> **RECORDS FOR THIS EXERCISE**

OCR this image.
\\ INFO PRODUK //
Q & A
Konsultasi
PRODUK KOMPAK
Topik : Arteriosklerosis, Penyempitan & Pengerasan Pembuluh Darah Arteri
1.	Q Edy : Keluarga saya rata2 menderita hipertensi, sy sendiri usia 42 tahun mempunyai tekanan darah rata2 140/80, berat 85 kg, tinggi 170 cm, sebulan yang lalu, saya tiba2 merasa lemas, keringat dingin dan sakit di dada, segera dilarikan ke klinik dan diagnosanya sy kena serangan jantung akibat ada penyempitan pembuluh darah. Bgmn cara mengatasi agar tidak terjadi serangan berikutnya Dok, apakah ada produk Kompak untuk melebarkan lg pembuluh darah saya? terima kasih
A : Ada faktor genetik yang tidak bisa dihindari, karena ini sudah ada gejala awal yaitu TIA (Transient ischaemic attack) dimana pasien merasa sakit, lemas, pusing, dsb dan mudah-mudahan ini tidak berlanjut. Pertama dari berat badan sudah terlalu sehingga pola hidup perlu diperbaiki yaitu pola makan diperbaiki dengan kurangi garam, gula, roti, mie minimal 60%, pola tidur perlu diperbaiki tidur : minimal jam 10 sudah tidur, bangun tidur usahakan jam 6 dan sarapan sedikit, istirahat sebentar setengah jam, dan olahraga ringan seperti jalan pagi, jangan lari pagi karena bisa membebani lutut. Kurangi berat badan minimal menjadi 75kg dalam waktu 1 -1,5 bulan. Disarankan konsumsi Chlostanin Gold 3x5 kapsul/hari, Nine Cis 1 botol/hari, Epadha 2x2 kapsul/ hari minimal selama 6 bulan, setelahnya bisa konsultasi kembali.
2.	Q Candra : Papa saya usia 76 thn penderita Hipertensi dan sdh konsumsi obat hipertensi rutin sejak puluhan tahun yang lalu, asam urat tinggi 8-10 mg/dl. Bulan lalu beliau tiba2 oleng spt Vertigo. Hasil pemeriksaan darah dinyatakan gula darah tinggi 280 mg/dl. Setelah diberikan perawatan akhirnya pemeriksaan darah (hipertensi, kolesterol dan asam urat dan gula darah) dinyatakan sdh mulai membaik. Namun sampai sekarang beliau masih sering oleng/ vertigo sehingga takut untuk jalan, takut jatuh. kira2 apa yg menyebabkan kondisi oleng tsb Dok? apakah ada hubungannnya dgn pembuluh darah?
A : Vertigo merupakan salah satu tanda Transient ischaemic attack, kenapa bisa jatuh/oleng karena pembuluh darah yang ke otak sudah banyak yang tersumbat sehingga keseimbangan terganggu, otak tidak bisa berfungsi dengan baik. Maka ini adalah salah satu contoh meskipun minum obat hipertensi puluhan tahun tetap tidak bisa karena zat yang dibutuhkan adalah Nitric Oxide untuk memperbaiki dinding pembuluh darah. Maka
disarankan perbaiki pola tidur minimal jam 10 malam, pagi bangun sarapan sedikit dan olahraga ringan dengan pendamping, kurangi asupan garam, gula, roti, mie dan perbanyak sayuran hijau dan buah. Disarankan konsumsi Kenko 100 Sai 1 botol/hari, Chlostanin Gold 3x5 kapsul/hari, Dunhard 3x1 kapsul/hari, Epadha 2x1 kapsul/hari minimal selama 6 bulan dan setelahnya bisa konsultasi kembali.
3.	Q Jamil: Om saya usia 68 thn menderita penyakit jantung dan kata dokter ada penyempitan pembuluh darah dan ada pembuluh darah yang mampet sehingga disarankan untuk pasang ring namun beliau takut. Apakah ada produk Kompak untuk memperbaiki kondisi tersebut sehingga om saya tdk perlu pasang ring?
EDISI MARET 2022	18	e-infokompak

...

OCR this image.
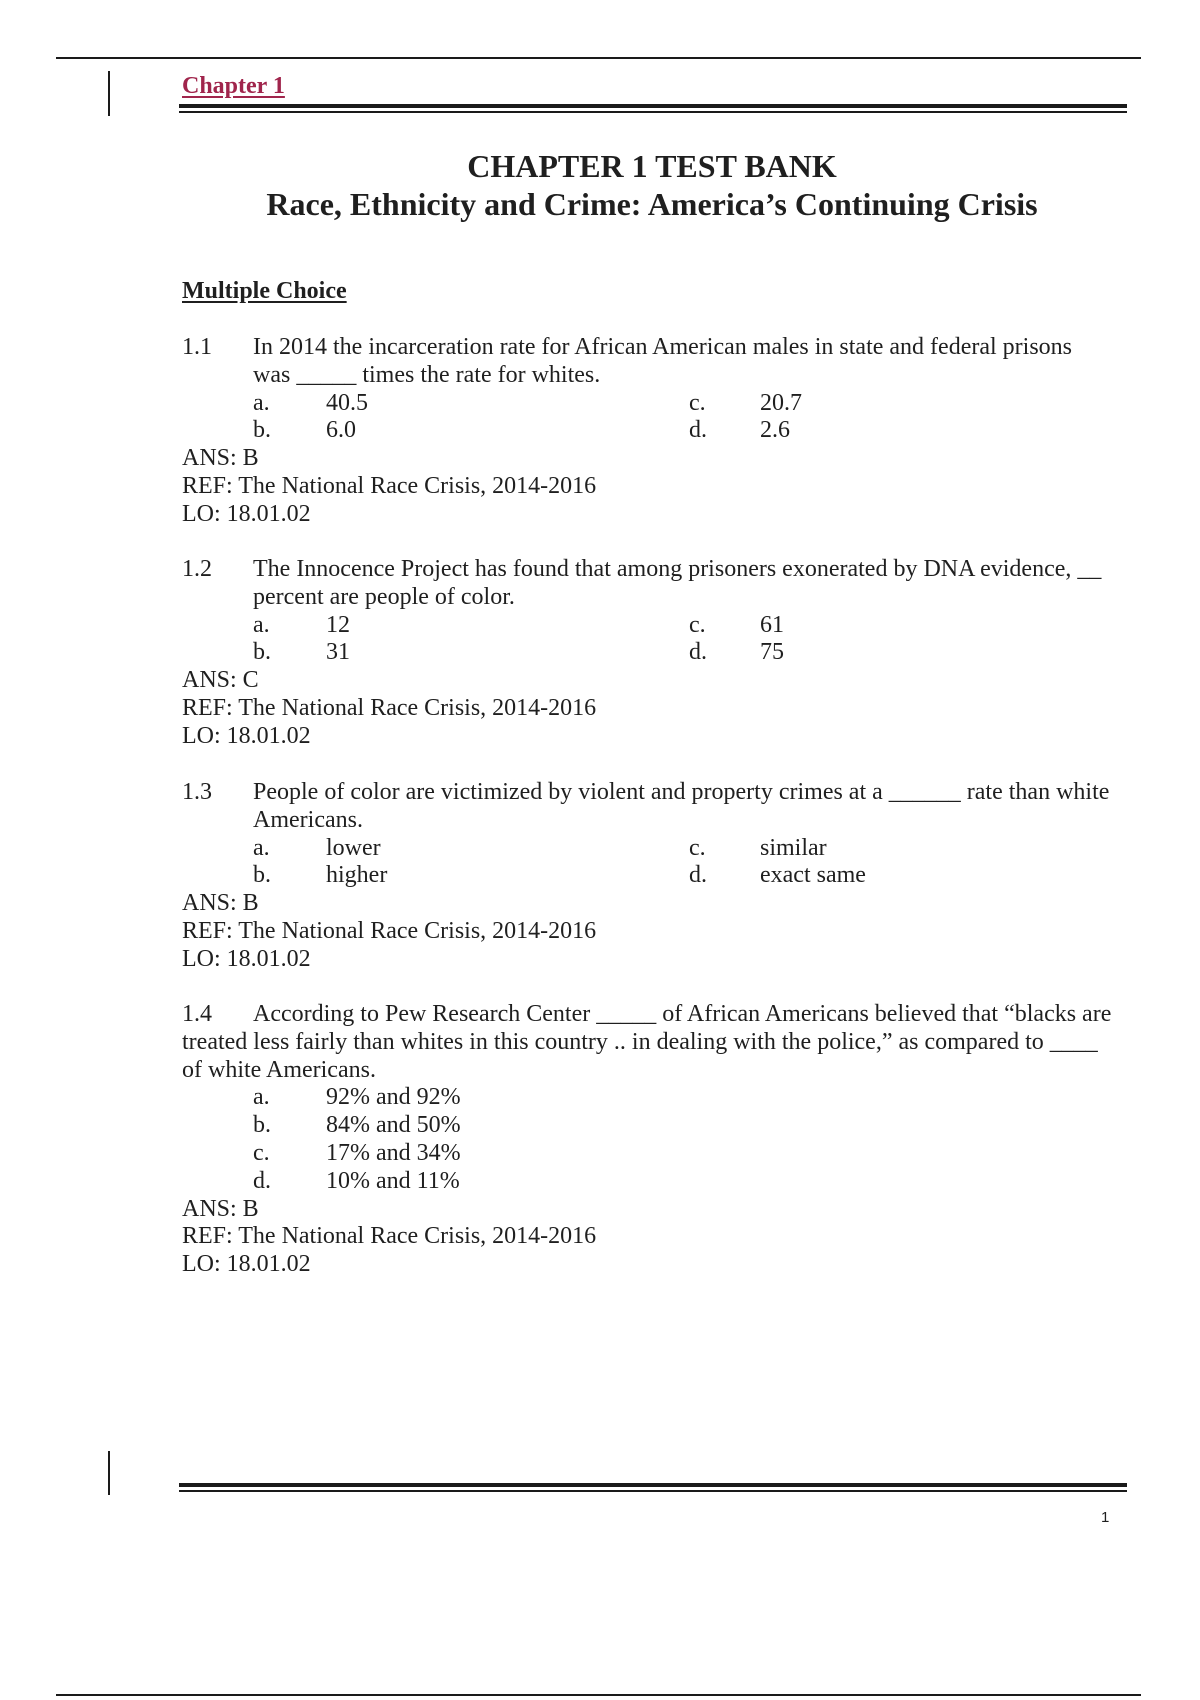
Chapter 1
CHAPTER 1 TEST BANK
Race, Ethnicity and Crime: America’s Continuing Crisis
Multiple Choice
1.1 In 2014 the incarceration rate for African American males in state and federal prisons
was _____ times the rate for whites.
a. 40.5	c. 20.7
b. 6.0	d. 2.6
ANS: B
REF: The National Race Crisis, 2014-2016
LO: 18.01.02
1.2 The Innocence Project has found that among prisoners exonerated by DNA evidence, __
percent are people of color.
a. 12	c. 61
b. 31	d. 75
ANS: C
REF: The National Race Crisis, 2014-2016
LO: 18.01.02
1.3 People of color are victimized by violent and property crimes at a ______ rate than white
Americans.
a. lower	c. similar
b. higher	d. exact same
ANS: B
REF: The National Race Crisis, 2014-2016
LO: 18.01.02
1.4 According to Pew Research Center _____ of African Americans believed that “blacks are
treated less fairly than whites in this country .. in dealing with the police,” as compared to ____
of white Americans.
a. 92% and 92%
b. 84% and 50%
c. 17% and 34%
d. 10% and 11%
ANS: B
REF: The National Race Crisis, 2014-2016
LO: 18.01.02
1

* * *

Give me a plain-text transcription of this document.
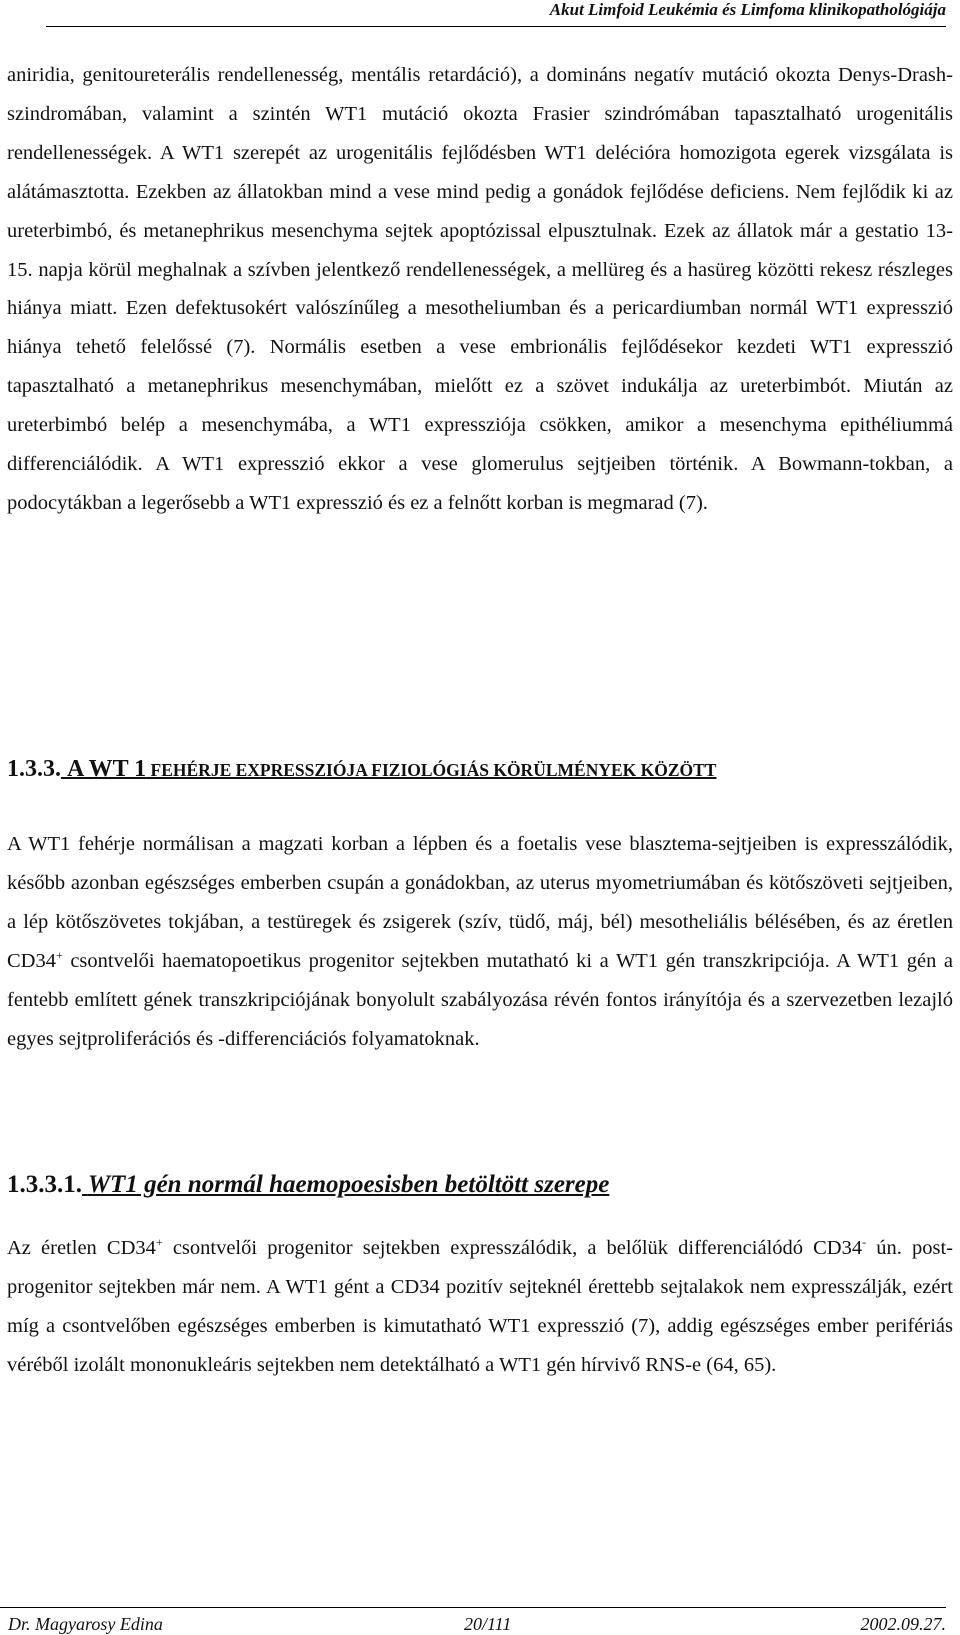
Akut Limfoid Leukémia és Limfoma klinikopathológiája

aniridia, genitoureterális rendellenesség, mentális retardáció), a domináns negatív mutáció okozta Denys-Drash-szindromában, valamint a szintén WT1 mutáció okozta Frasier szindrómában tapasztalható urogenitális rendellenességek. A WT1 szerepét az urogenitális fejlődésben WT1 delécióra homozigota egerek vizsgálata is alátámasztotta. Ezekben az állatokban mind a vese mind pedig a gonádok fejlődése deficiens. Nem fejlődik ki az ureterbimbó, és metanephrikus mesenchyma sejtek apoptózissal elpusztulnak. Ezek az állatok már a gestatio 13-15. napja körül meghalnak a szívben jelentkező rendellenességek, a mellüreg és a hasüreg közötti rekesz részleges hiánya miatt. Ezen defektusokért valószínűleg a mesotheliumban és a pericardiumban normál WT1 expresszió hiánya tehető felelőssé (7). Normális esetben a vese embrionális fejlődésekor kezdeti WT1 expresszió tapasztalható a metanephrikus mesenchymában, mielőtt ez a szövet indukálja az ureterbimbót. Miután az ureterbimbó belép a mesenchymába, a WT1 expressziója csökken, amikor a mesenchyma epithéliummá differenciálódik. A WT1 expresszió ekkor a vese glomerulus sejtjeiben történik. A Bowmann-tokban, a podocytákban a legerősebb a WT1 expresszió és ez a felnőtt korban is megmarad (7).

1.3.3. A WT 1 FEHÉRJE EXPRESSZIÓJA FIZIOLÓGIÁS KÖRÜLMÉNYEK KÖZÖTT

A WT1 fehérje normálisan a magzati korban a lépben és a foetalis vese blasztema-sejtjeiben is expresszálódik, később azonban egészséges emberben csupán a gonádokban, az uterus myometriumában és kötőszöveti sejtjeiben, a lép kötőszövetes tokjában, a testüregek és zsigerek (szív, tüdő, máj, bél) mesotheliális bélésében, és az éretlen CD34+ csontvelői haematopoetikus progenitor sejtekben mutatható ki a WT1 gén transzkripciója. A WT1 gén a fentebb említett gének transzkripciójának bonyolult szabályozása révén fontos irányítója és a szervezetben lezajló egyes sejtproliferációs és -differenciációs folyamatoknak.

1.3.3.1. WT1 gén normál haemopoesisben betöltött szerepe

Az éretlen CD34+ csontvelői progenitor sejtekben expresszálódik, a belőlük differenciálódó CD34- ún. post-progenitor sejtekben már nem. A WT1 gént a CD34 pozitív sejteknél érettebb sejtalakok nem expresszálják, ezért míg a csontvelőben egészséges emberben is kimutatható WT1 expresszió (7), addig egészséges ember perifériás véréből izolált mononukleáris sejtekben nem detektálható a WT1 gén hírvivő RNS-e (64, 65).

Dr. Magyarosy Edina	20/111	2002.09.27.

> **THE EXERCISE**
Pick out the lines above containing the word "whites", then copy them.

> **ANSWER TO THE PROBLEM**
was _____ times the rate for whites.
treated less fairly than whites in this country .. in dealing with the police,” as compared to ____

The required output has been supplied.